⟨
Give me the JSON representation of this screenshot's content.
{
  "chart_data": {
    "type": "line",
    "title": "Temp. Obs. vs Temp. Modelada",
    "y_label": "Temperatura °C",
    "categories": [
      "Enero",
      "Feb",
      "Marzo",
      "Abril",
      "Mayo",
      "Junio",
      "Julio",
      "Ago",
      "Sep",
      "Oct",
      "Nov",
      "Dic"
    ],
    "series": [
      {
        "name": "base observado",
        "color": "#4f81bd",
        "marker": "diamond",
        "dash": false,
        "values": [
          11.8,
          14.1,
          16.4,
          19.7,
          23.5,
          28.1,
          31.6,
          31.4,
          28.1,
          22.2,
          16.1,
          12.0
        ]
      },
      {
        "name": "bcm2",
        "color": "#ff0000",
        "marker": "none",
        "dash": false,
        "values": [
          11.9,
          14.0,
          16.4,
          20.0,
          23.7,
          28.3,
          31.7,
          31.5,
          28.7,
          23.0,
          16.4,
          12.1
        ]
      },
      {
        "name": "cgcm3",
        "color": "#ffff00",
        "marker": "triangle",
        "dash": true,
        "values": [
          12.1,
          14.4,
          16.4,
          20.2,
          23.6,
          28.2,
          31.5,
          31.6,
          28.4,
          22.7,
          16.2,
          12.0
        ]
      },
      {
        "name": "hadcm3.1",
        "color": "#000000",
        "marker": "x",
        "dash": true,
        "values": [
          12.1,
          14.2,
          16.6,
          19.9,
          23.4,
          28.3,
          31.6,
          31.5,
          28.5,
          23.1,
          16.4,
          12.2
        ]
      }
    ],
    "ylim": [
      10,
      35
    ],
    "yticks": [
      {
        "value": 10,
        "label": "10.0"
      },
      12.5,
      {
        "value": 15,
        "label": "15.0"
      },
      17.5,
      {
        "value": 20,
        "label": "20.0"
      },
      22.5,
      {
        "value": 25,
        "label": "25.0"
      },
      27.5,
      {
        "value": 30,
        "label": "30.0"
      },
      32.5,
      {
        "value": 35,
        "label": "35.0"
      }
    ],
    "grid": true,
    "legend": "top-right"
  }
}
⟩
**What is being asked:** Write every entry out again exactly.

**Exercise output:**
Give me the JSON representation of this screenshot's content.
{
  "chart_data": {
    "type": "line",
    "title": "Temp. Obs. vs Temp. Modelada",
    "y_label": "Temperatura °C",
    "categories": [
      "Enero",
      "Feb",
      "Marzo",
      "Abril",
      "Mayo",
      "Junio",
      "Julio",
      "Ago",
      "Sep",
      "Oct",
      "Nov",
      "Dic"
    ],
    "series": [
      {
        "name": "base observado",
        "color": "#4f81bd",
        "marker": "diamond",
        "dash": false,
        "values": [
          11.8,
          14.1,
          16.4,
          19.7,
          23.5,
          28.1,
          31.6,
          31.4,
          28.1,
          22.2,
          16.1,
          12.0
        ]
      },
      {
        "name": "bcm2",
        "color": "#ff0000",
        "marker": "none",
        "dash": false,
        "values": [
          11.9,
          14.0,
          16.4,
          20.0,
          23.7,
          28.3,
          31.7,
          31.5,
          28.7,
          23.0,
          16.4,
          12.1
        ]
      },
      {
        "name": "cgcm3",
        "color": "#ffff00",
        "marker": "triangle",
        "dash": true,
        "values": [
          12.1,
          14.4,
          16.4,
          20.2,
          23.6,
          28.2,
          31.5,
          31.6,
          28.4,
          22.7,
          16.2,
          12.0
        ]
      },
      {
        "name": "hadcm3.1",
        "color": "#000000",
        "marker": "x",
        "dash": true,
        "values": [
          12.1,
          14.2,
          16.6,
          19.9,
          23.4,
          28.3,
          31.6,
          31.5,
          28.5,
          23.1,
          16.4,
          12.2
        ]
      }
    ],
    "ylim": [
      10,
      35
    ],
    "yticks": [
      {
        "value": 10,
        "label": "10.0"
      },
      12.5,
      {
        "value": 15,
        "label": "15.0"
      },
      17.5,
      {
        "value": 20,
        "label": "20.0"
      },
      22.5,
      {
        "value": 25,
        "label": "25.0"
      },
      27.5,
      {
        "value": 30,
        "label": "30.0"
      },
      32.5,
      {
        "value": 35,
        "label": "35.0"
      }
    ],
    "grid": true,
    "legend": "top-right"
  }
}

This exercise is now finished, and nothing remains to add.